Data records
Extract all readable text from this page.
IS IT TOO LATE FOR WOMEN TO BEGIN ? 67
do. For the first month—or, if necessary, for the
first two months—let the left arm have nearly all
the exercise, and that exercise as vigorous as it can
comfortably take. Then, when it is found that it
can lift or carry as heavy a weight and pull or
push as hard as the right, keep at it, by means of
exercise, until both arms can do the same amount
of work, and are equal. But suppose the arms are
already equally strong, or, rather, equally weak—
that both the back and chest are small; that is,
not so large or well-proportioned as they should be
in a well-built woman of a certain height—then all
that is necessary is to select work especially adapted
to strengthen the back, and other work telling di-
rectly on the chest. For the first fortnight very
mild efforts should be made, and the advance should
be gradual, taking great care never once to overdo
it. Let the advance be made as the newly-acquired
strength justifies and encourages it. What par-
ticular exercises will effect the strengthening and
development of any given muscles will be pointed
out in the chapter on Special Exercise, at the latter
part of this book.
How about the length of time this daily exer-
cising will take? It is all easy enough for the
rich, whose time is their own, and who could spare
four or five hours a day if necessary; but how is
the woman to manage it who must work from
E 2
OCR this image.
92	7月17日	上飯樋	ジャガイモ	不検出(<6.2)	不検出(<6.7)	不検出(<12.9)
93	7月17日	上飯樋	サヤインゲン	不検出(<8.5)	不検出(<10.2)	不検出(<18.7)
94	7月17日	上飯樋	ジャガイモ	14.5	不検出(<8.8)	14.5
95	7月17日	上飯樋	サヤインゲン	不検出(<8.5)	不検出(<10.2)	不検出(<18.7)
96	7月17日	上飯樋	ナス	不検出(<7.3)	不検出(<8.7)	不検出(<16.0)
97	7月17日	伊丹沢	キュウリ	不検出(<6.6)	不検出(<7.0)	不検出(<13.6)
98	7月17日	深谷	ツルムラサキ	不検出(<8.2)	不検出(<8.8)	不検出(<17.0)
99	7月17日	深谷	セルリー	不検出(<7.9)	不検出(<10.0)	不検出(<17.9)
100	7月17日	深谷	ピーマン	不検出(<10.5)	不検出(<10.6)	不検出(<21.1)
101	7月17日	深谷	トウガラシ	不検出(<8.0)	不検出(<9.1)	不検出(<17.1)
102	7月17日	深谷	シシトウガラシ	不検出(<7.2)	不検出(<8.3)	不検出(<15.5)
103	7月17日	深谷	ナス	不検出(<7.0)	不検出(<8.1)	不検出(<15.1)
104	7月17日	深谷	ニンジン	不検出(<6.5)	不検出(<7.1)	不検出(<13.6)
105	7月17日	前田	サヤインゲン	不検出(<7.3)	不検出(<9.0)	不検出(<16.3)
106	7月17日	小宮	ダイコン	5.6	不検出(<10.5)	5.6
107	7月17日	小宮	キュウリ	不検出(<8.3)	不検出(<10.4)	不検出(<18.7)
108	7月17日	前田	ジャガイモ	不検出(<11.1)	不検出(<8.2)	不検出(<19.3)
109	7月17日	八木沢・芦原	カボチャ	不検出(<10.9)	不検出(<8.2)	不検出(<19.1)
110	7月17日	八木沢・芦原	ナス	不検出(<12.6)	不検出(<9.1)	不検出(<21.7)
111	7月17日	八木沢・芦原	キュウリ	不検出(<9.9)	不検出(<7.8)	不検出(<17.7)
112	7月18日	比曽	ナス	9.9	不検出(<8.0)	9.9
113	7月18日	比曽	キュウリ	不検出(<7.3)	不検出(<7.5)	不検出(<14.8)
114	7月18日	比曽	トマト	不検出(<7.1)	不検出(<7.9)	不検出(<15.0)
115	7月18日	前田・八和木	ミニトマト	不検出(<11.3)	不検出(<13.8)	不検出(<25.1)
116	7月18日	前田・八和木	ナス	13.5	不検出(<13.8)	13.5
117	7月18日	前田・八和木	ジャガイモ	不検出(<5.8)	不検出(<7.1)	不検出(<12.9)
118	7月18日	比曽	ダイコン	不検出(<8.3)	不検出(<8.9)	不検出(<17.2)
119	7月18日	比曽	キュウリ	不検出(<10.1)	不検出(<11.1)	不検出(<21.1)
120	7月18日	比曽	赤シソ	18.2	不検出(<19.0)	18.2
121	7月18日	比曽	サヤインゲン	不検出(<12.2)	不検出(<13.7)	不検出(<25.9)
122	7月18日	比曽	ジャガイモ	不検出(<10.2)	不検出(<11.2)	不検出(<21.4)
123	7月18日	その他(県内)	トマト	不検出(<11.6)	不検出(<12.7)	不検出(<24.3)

> **Problem to solve**
Scan the entries above for the word "back" and collect each line holding it.

> **Response for this exercise**
that both the back and chest are small; that is,
to strengthen the back, and other work telling di-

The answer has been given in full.